>>
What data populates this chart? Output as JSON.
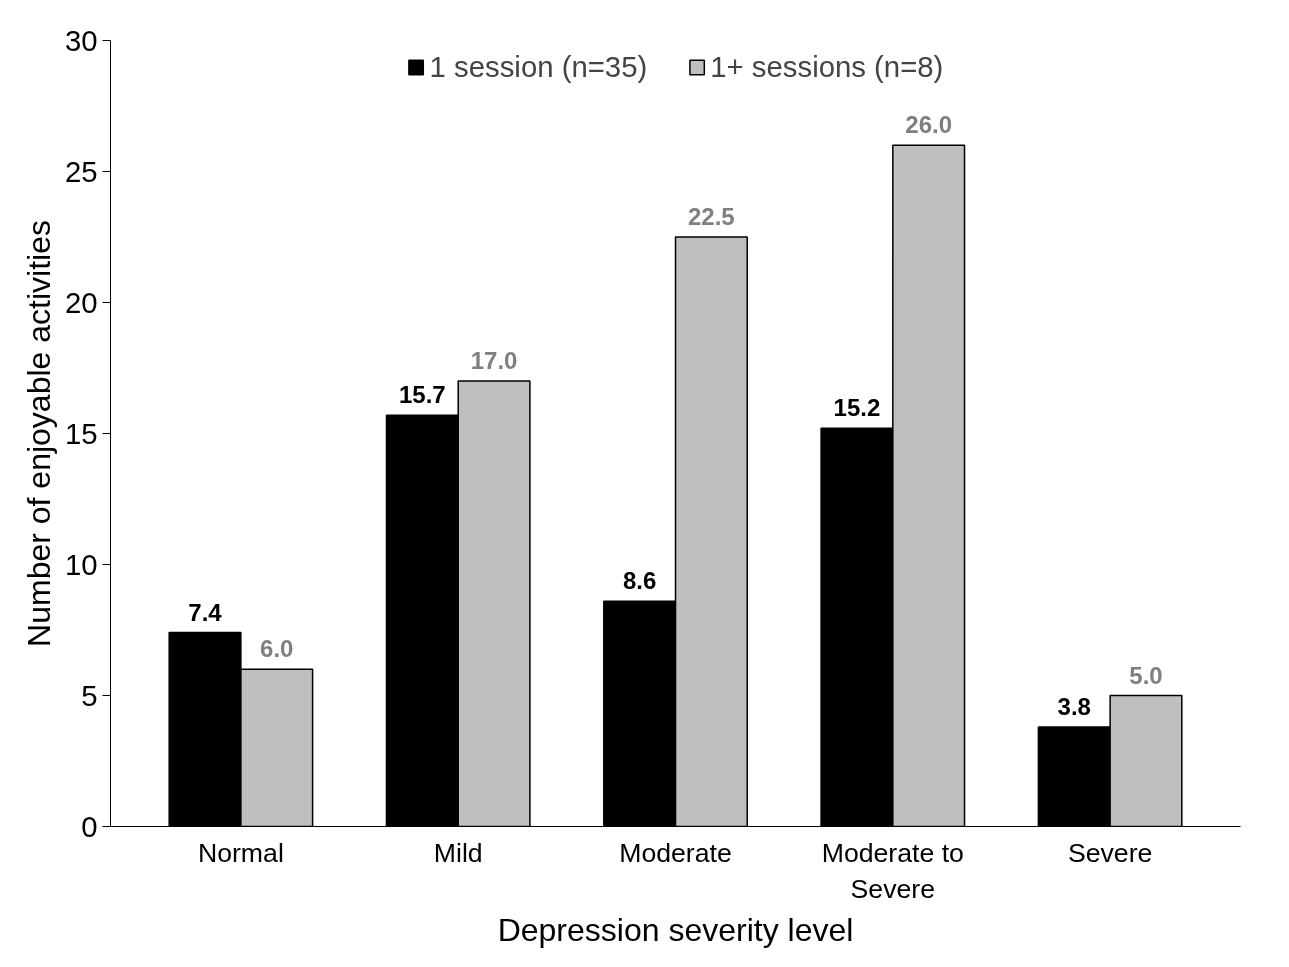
{
  "chart_data": {
    "type": "bar",
    "xlabel": "Depression severity level",
    "ylabel": "Number of enjoyable activities",
    "categories": [
      "Normal",
      "Mild",
      "Moderate",
      "Moderate to Severe",
      "Severe"
    ],
    "series": [
      {
        "name": "1 session (n=35)",
        "color": "#000000",
        "values": [
          7.4,
          15.7,
          8.6,
          15.2,
          3.8
        ],
        "value_labels": [
          "7.4",
          "15.7",
          "8.6",
          "15.2",
          "3.8"
        ]
      },
      {
        "name": "1+ sessions (n=8)",
        "color": "#bfbfbf",
        "values": [
          6.0,
          17.0,
          22.5,
          26.0,
          5.0
        ],
        "value_labels": [
          "6.0",
          "17.0",
          "22.5",
          "26.0",
          "5.0"
        ]
      }
    ],
    "ylim": [
      0,
      30
    ],
    "yticks": [
      0,
      5,
      10,
      15,
      20,
      25,
      30
    ],
    "grid": false,
    "legend": "top"
  }
}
<<
• _What you should do_: Among the lines of the material, find those that hold the word "name" and copy them.

• _Task output_:
        "name": "1 session (n=35)",
        "name": "1+ sessions (n=8)",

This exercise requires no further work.